Aim of the exercise: Lines that contain the string "boshqarish" are to be copied; leave out all others.

[START]

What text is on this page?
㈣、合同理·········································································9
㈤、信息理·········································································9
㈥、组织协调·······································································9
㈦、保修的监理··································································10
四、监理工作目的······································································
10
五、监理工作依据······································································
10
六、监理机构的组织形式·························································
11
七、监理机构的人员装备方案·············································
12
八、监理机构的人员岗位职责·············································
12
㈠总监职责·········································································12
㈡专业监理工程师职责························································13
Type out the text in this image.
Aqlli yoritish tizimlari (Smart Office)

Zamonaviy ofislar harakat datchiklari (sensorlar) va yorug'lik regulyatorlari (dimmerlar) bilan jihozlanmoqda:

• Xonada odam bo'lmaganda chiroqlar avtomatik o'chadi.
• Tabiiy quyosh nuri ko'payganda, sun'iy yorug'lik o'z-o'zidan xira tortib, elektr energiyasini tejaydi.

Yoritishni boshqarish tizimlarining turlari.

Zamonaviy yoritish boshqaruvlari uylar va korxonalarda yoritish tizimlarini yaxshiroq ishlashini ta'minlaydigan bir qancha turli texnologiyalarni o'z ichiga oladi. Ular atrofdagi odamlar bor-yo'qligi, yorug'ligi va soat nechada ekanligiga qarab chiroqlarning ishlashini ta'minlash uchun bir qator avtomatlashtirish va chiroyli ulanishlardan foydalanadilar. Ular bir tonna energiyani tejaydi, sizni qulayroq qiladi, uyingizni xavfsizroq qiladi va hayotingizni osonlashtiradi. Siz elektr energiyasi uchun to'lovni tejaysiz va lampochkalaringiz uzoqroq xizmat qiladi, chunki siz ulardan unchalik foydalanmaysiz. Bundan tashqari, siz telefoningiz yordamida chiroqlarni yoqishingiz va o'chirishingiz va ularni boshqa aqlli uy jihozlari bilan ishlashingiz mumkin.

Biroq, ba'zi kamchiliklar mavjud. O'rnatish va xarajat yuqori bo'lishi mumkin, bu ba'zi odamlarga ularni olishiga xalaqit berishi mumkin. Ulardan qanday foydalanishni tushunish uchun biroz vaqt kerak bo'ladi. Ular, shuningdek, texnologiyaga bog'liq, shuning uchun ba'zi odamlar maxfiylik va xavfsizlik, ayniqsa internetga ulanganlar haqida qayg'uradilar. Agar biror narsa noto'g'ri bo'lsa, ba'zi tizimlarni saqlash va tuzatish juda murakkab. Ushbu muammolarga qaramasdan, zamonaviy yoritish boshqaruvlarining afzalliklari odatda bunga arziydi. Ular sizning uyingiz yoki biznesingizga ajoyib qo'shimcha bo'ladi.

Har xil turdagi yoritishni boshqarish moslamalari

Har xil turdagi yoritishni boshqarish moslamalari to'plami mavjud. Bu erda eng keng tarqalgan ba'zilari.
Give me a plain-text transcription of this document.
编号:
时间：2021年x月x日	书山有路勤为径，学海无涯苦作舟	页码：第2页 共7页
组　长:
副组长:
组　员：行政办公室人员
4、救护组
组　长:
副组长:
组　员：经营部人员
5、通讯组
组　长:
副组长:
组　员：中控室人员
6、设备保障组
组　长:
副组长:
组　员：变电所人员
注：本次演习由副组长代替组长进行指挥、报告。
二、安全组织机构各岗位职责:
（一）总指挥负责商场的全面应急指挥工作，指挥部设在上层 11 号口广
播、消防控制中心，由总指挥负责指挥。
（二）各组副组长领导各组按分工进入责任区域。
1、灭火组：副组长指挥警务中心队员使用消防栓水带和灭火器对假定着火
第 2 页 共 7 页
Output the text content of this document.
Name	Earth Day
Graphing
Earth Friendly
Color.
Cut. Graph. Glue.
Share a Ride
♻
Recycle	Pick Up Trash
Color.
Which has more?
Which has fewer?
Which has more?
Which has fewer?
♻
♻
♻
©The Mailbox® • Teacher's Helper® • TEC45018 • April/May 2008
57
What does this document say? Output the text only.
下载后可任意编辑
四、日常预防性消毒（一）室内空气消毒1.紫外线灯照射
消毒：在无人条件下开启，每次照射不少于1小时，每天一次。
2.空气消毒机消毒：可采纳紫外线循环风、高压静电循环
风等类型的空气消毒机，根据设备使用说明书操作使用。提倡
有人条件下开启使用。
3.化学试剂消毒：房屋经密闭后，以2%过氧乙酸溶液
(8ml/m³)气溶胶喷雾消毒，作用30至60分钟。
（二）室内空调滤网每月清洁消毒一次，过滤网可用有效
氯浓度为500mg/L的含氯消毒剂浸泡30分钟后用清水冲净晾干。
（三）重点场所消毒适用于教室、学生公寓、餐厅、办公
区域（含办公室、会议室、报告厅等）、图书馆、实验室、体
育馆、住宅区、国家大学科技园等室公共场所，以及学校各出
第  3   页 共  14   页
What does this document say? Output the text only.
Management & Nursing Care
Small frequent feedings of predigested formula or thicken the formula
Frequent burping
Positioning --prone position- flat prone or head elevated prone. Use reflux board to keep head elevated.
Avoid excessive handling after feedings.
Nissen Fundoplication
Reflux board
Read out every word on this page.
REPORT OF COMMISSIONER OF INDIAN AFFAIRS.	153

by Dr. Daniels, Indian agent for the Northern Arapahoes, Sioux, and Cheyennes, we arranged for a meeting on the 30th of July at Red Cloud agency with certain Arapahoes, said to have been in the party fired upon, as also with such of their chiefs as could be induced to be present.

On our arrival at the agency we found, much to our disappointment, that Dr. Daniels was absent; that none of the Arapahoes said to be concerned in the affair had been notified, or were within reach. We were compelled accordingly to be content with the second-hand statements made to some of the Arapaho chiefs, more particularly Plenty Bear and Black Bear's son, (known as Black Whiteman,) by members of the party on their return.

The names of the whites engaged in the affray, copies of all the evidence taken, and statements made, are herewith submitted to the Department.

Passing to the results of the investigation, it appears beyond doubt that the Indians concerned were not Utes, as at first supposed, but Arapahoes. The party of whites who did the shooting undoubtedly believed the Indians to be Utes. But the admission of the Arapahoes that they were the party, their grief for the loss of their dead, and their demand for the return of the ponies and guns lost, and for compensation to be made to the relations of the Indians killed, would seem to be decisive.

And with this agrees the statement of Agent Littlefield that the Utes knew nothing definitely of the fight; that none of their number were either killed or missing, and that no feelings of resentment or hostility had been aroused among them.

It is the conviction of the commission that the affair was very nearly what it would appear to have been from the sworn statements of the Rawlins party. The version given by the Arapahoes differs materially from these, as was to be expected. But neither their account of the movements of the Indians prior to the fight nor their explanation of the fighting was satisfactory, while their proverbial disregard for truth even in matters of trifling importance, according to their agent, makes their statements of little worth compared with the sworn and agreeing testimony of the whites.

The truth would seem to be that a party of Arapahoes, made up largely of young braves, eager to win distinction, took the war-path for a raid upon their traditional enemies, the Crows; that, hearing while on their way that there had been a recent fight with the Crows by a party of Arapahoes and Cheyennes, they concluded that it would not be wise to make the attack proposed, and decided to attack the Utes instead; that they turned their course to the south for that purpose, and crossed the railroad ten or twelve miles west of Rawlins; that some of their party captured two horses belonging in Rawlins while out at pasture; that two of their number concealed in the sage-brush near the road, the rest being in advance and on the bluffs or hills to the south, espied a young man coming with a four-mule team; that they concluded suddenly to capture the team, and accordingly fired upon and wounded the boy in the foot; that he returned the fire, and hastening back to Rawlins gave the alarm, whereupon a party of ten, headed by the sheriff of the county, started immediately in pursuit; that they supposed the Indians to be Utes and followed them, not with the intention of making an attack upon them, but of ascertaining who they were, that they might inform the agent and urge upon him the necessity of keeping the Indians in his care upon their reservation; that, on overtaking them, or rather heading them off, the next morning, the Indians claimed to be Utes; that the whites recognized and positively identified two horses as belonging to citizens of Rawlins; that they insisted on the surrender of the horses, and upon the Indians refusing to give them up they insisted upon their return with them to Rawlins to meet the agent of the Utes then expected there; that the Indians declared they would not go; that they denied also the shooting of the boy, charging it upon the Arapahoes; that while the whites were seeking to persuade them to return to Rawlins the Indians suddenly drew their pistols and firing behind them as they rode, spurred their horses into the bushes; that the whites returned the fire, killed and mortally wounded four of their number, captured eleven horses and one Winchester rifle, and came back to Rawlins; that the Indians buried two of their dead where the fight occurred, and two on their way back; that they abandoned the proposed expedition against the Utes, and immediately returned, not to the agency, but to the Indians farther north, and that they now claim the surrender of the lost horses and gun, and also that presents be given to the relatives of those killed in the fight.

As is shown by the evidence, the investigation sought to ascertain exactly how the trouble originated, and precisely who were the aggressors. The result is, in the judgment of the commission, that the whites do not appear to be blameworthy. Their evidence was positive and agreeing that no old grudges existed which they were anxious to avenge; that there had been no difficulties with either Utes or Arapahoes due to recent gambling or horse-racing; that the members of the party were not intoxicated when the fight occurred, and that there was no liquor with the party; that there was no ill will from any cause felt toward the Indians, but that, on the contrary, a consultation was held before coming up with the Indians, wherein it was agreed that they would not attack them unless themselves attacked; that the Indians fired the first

[END]

Solution for this exercise:
Yoritishni boshqarish tizimlarining turlari.
Har xil turdagi yoritishni boshqarish moslamalari
Har xil turdagi yoritishni boshqarish moslamalari to'plami mavjud. Bu erda eng keng tarqalgan ba'zilari.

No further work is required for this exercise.